▶ [TASK INPUT]:
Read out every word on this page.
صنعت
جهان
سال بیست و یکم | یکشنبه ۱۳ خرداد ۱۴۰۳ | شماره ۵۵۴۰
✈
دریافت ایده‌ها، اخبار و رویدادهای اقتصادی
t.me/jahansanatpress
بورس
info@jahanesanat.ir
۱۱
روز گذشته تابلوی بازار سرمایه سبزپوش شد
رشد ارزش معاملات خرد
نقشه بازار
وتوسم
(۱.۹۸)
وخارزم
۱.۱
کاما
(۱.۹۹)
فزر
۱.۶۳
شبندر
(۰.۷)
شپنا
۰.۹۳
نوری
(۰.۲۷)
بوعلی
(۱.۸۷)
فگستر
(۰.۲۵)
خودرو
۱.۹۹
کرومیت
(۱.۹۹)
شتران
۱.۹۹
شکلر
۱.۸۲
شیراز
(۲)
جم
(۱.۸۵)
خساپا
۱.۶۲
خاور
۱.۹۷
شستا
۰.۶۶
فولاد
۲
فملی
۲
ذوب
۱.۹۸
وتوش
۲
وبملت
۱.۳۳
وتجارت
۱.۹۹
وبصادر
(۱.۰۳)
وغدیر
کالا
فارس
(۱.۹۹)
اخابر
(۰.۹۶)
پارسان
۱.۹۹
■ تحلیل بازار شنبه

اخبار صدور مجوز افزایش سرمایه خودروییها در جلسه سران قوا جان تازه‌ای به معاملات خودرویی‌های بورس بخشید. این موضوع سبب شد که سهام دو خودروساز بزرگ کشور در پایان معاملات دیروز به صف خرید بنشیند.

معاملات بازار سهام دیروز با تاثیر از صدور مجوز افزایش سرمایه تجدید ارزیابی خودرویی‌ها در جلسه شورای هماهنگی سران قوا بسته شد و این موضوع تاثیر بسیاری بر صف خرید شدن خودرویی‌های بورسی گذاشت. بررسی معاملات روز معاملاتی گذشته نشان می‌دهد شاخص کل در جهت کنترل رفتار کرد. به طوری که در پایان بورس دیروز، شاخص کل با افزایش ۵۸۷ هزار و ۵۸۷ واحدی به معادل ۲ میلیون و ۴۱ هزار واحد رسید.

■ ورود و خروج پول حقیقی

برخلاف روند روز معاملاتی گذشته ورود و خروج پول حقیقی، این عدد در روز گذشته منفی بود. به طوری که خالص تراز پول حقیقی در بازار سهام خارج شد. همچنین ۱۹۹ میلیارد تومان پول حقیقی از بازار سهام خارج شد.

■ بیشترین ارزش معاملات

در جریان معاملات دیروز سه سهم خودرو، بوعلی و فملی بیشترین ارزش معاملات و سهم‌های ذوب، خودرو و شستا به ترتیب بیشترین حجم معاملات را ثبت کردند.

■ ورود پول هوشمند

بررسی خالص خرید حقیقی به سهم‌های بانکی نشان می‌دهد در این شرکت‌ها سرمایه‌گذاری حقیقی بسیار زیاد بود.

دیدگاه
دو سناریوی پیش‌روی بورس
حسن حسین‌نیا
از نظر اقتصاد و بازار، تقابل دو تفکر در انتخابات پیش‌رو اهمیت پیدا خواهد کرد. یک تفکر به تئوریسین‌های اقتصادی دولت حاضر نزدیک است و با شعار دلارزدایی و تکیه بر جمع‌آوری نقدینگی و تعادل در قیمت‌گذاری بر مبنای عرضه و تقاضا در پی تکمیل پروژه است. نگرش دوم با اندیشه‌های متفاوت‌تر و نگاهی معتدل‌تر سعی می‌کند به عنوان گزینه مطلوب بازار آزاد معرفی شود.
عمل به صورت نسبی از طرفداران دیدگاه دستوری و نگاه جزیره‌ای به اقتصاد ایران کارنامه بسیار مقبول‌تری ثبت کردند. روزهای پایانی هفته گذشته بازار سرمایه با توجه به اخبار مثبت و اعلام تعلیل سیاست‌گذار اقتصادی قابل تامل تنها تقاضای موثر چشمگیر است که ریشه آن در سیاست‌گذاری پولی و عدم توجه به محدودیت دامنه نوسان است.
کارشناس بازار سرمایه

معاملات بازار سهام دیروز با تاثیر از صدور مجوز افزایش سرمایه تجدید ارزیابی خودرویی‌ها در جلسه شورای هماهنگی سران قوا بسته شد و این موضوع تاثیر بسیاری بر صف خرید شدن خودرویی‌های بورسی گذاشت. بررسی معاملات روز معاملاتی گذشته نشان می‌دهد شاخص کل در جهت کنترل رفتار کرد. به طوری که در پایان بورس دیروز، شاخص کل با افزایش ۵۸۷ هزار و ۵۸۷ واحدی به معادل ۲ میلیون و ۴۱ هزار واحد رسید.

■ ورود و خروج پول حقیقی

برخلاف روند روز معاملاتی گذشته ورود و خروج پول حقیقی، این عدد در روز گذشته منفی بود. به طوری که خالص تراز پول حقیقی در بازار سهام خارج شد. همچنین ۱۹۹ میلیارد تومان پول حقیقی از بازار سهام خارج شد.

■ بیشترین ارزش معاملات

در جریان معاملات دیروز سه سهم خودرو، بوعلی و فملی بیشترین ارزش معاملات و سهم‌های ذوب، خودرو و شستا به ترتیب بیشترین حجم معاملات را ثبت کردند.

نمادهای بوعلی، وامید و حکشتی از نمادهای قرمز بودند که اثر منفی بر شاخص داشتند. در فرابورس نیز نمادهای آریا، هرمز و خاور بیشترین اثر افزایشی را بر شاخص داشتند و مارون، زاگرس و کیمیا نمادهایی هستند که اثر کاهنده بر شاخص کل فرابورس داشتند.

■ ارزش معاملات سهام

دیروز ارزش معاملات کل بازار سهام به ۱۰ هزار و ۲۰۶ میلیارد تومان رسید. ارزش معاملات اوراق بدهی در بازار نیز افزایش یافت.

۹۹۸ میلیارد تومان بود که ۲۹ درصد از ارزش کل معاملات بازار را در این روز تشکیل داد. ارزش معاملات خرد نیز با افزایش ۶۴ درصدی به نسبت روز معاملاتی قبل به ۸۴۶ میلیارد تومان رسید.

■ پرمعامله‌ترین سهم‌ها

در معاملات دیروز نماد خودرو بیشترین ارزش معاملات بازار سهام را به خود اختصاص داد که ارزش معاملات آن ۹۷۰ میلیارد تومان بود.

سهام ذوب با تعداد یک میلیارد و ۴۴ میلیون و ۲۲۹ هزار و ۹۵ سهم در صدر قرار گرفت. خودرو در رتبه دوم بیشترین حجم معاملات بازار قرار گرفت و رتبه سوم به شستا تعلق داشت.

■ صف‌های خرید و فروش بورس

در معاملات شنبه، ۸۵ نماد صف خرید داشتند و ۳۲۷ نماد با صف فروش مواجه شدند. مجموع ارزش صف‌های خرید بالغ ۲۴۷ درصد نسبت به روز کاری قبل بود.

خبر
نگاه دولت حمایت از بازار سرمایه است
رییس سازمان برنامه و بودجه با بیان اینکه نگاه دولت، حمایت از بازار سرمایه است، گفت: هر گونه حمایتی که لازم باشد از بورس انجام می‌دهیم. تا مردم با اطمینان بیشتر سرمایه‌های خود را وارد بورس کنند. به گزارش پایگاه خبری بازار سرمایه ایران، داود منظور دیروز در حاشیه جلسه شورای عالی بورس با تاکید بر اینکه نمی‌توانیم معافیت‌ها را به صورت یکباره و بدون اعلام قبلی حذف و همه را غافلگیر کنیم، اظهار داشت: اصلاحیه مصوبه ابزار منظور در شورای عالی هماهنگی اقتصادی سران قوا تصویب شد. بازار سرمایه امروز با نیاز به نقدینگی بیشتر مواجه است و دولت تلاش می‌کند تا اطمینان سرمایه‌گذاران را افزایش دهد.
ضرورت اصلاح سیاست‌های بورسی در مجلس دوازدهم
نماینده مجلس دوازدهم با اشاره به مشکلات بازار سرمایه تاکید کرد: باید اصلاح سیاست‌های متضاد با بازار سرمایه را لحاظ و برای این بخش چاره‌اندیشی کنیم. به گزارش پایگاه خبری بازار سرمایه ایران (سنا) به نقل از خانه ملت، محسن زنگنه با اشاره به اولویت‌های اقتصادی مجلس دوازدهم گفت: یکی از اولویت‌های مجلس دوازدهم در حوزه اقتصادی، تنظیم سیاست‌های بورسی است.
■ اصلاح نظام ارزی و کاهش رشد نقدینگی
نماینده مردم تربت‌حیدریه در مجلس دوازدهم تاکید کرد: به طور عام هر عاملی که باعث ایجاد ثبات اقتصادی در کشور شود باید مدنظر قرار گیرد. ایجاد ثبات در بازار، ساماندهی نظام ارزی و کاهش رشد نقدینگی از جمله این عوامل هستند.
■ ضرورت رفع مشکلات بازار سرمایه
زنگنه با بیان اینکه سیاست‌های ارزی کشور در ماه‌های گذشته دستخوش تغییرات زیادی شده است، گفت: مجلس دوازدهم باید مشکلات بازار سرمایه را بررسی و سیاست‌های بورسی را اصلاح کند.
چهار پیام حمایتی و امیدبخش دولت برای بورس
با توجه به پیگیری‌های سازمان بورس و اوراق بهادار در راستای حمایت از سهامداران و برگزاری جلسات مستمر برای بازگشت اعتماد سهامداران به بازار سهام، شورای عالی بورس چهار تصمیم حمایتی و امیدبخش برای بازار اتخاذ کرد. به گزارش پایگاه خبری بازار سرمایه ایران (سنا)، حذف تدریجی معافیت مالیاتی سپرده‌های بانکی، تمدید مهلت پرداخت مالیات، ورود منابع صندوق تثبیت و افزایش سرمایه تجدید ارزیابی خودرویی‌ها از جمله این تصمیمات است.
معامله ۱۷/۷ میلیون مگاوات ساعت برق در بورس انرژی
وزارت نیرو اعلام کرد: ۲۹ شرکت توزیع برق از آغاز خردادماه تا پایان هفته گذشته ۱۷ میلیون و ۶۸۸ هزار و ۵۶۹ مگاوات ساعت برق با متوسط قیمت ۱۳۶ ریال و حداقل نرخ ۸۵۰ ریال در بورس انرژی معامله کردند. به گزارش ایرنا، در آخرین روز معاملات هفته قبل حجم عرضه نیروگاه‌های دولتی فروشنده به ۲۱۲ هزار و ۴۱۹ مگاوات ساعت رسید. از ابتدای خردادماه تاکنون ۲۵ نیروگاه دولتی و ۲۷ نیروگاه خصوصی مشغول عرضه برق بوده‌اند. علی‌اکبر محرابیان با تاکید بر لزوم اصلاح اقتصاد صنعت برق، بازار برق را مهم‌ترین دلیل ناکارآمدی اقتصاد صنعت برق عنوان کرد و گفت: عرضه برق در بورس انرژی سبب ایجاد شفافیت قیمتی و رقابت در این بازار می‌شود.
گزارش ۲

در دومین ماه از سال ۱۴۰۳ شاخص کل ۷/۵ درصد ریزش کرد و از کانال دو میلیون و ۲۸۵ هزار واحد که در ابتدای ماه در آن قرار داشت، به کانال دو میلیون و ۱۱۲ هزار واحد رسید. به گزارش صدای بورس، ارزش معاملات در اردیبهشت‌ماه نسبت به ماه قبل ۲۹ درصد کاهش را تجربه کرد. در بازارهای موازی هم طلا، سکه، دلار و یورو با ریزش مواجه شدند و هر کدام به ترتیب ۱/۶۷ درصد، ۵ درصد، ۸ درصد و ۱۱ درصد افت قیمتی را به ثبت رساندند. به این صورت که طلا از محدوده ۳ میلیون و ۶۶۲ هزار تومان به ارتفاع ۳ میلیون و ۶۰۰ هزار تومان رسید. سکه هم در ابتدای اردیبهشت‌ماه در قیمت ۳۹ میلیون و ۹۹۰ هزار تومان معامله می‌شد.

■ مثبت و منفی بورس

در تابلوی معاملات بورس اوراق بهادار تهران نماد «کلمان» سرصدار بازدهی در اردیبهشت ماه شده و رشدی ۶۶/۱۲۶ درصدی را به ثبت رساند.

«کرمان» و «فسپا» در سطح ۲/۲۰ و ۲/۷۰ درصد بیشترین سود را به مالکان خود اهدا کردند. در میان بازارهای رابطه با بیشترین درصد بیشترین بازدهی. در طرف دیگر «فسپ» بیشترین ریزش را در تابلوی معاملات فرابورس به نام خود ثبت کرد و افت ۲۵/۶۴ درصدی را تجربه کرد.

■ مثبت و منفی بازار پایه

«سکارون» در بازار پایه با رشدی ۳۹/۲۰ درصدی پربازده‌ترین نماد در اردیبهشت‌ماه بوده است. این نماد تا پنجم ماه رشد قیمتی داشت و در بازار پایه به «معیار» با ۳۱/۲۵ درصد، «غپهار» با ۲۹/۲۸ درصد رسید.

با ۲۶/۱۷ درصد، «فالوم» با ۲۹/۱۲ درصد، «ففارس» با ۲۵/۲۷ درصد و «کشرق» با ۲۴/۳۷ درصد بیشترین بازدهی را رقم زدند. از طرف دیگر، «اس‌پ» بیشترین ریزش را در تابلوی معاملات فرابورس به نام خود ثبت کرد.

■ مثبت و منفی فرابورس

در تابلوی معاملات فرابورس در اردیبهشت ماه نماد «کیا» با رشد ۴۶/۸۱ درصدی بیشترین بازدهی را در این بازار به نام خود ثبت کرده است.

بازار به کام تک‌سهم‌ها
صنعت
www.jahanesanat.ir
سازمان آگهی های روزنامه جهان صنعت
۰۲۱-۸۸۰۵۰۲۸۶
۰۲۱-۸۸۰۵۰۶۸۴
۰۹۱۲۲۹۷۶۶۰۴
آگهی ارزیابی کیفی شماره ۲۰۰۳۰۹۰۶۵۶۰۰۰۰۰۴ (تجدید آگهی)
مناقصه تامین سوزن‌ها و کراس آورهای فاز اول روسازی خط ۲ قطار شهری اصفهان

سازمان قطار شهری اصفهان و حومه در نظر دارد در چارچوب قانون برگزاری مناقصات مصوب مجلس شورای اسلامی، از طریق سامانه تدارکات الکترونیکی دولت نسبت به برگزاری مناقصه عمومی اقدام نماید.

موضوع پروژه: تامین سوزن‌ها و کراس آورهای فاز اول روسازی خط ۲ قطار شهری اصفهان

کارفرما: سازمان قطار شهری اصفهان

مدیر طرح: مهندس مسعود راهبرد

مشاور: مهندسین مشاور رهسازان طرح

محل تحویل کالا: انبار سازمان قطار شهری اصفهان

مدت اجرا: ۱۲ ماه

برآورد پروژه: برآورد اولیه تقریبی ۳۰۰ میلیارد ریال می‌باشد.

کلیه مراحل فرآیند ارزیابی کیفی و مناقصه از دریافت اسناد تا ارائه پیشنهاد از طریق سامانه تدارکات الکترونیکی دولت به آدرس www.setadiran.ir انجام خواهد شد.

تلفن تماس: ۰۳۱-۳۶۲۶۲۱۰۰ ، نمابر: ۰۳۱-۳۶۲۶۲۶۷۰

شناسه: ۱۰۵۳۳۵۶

▶ [WHAT YOU SHOULD DO]:
Find the lines above that contain the word "جهان" and collect them.

▶ [COMPLETE ANSWER]:
جهان
سازمان آگهی های روزنامه جهان صنعت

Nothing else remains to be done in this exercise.